Data entries →
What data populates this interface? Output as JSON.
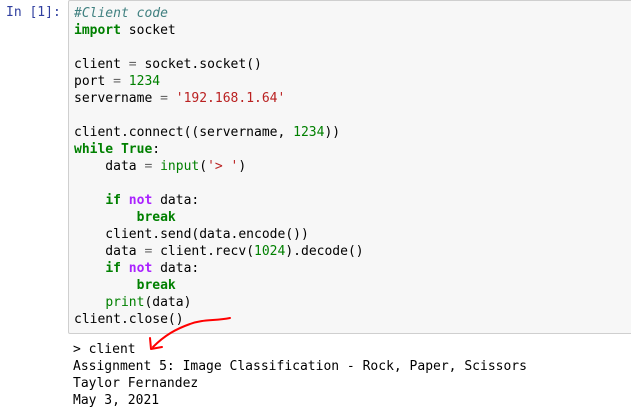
{
  "cell": {
    "prompt": "In [1]:",
    "code": [
      {
        "segments": [
          {
            "t": "#Client code",
            "c": "cm"
          }
        ]
      },
      {
        "segments": [
          {
            "t": "import",
            "c": "kw"
          },
          {
            "t": " socket",
            "c": ""
          }
        ]
      },
      {
        "segments": [
          {
            "t": "",
            "c": ""
          }
        ]
      },
      {
        "segments": [
          {
            "t": "client ",
            "c": ""
          },
          {
            "t": "=",
            "c": "op"
          },
          {
            "t": " socket.socket()",
            "c": ""
          }
        ]
      },
      {
        "segments": [
          {
            "t": "port ",
            "c": ""
          },
          {
            "t": "=",
            "c": "op"
          },
          {
            "t": " ",
            "c": ""
          },
          {
            "t": "1234",
            "c": "num"
          }
        ]
      },
      {
        "segments": [
          {
            "t": "servername ",
            "c": ""
          },
          {
            "t": "=",
            "c": "op"
          },
          {
            "t": " ",
            "c": ""
          },
          {
            "t": "'192.168.1.64'",
            "c": "str"
          }
        ]
      },
      {
        "segments": [
          {
            "t": "",
            "c": ""
          }
        ]
      },
      {
        "segments": [
          {
            "t": "client.connect((servername, ",
            "c": ""
          },
          {
            "t": "1234",
            "c": "num"
          },
          {
            "t": "))",
            "c": ""
          }
        ]
      },
      {
        "segments": [
          {
            "t": "while",
            "c": "kw"
          },
          {
            "t": " ",
            "c": ""
          },
          {
            "t": "True",
            "c": "kw"
          },
          {
            "t": ":",
            "c": ""
          }
        ]
      },
      {
        "segments": [
          {
            "t": "    data ",
            "c": ""
          },
          {
            "t": "=",
            "c": "op"
          },
          {
            "t": " ",
            "c": ""
          },
          {
            "t": "input",
            "c": "fn"
          },
          {
            "t": "(",
            "c": ""
          },
          {
            "t": "'> '",
            "c": "str"
          },
          {
            "t": ")",
            "c": ""
          }
        ]
      },
      {
        "segments": [
          {
            "t": "",
            "c": ""
          }
        ]
      },
      {
        "segments": [
          {
            "t": "    ",
            "c": ""
          },
          {
            "t": "if",
            "c": "kw"
          },
          {
            "t": " ",
            "c": ""
          },
          {
            "t": "not",
            "c": "kw-op"
          },
          {
            "t": " data:",
            "c": ""
          }
        ]
      },
      {
        "segments": [
          {
            "t": "        ",
            "c": ""
          },
          {
            "t": "break",
            "c": "kw"
          }
        ]
      },
      {
        "segments": [
          {
            "t": "    client.send(data.encode())",
            "c": ""
          }
        ]
      },
      {
        "segments": [
          {
            "t": "    data ",
            "c": ""
          },
          {
            "t": "=",
            "c": "op"
          },
          {
            "t": " client.recv(",
            "c": ""
          },
          {
            "t": "1024",
            "c": "num"
          },
          {
            "t": ").decode()",
            "c": ""
          }
        ]
      },
      {
        "segments": [
          {
            "t": "    ",
            "c": ""
          },
          {
            "t": "if",
            "c": "kw"
          },
          {
            "t": " ",
            "c": ""
          },
          {
            "t": "not",
            "c": "kw-op"
          },
          {
            "t": " data:",
            "c": ""
          }
        ]
      },
      {
        "segments": [
          {
            "t": "        ",
            "c": ""
          },
          {
            "t": "break",
            "c": "kw"
          }
        ]
      },
      {
        "segments": [
          {
            "t": "    ",
            "c": ""
          },
          {
            "t": "print",
            "c": "fn"
          },
          {
            "t": "(data)",
            "c": ""
          }
        ]
      },
      {
        "segments": [
          {
            "t": "client.close()",
            "c": ""
          }
        ]
      }
    ],
    "output": [
      "> client",
      "Assignment 5: Image Classification - Rock, Paper, Scissors",
      "Taylor Fernandez",
      "May 3, 2021"
    ]
  },
  "colors": {
    "prompt": "#303f9f",
    "cell_background": "#f7f7f7",
    "cell_border": "#cfcfcf",
    "keyword": "#008000",
    "comment": "#408080",
    "string": "#ba2121",
    "operator": "#666666",
    "annotation_arrow": "#ff0000"
  },
  "icons": {
    "annotation": "red-hand-drawn-arrow-icon"
  }
}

SHORT TASK → Leaving all pictures aside, quote each record exactly.

WORKED SOLUTION →
What data populates this interface? Output as JSON.
{
  "cell": {
    "prompt": "In [1]:",
    "code": [
      {
        "segments": [
          {
            "t": "#Client code",
            "c": "cm"
          }
        ]
      },
      {
        "segments": [
          {
            "t": "import",
            "c": "kw"
          },
          {
            "t": " socket",
            "c": ""
          }
        ]
      },
      {
        "segments": [
          {
            "t": "",
            "c": ""
          }
        ]
      },
      {
        "segments": [
          {
            "t": "client ",
            "c": ""
          },
          {
            "t": "=",
            "c": "op"
          },
          {
            "t": " socket.socket()",
            "c": ""
          }
        ]
      },
      {
        "segments": [
          {
            "t": "port ",
            "c": ""
          },
          {
            "t": "=",
            "c": "op"
          },
          {
            "t": " ",
            "c": ""
          },
          {
            "t": "1234",
            "c": "num"
          }
        ]
      },
      {
        "segments": [
          {
            "t": "servername ",
            "c": ""
          },
          {
            "t": "=",
            "c": "op"
          },
          {
            "t": " ",
            "c": ""
          },
          {
            "t": "'192.168.1.64'",
            "c": "str"
          }
        ]
      },
      {
        "segments": [
          {
            "t": "",
            "c": ""
          }
        ]
      },
      {
        "segments": [
          {
            "t": "client.connect((servername, ",
            "c": ""
          },
          {
            "t": "1234",
            "c": "num"
          },
          {
            "t": "))",
            "c": ""
          }
        ]
      },
      {
        "segments": [
          {
            "t": "while",
            "c": "kw"
          },
          {
            "t": " ",
            "c": ""
          },
          {
            "t": "True",
            "c": "kw"
          },
          {
            "t": ":",
            "c": ""
          }
        ]
      },
      {
        "segments": [
          {
            "t": "    data ",
            "c": ""
          },
          {
            "t": "=",
            "c": "op"
          },
          {
            "t": " ",
            "c": ""
          },
          {
            "t": "input",
            "c": "fn"
          },
          {
            "t": "(",
            "c": ""
          },
          {
            "t": "'> '",
            "c": "str"
          },
          {
            "t": ")",
            "c": ""
          }
        ]
      },
      {
        "segments": [
          {
            "t": "",
            "c": ""
          }
        ]
      },
      {
        "segments": [
          {
            "t": "    ",
            "c": ""
          },
          {
            "t": "if",
            "c": "kw"
          },
          {
            "t": " ",
            "c": ""
          },
          {
            "t": "not",
            "c": "kw-op"
          },
          {
            "t": " data:",
            "c": ""
          }
        ]
      },
      {
        "segments": [
          {
            "t": "        ",
            "c": ""
          },
          {
            "t": "break",
            "c": "kw"
          }
        ]
      },
      {
        "segments": [
          {
            "t": "    client.send(data.encode())",
            "c": ""
          }
        ]
      },
      {
        "segments": [
          {
            "t": "    data ",
            "c": ""
          },
          {
            "t": "=",
            "c": "op"
          },
          {
            "t": " client.recv(",
            "c": ""
          },
          {
            "t": "1024",
            "c": "num"
          },
          {
            "t": ").decode()",
            "c": ""
          }
        ]
      },
      {
        "segments": [
          {
            "t": "    ",
            "c": ""
          },
          {
            "t": "if",
            "c": "kw"
          },
          {
            "t": " ",
            "c": ""
          },
          {
            "t": "not",
            "c": "kw-op"
          },
          {
            "t": " data:",
            "c": ""
          }
        ]
      },
      {
        "segments": [
          {
            "t": "        ",
            "c": ""
          },
          {
            "t": "break",
            "c": "kw"
          }
        ]
      },
      {
        "segments": [
          {
            "t": "    ",
            "c": ""
          },
          {
            "t": "print",
            "c": "fn"
          },
          {
            "t": "(data)",
            "c": ""
          }
        ]
      },
      {
        "segments": [
          {
            "t": "client.close()",
            "c": ""
          }
        ]
      }
    ],
    "output": [
      "> client",
      "Assignment 5: Image Classification - Rock, Paper, Scissors",
      "Taylor Fernandez",
      "May 3, 2021"
    ]
  },
  "colors": {
    "prompt": "#303f9f",
    "cell_background": "#f7f7f7",
    "cell_border": "#cfcfcf",
    "keyword": "#008000",
    "comment": "#408080",
    "string": "#ba2121",
    "operator": "#666666",
    "annotation_arrow": "#ff0000"
  },
  "icons": {
    "annotation": "red-hand-drawn-arrow-icon"
  }
}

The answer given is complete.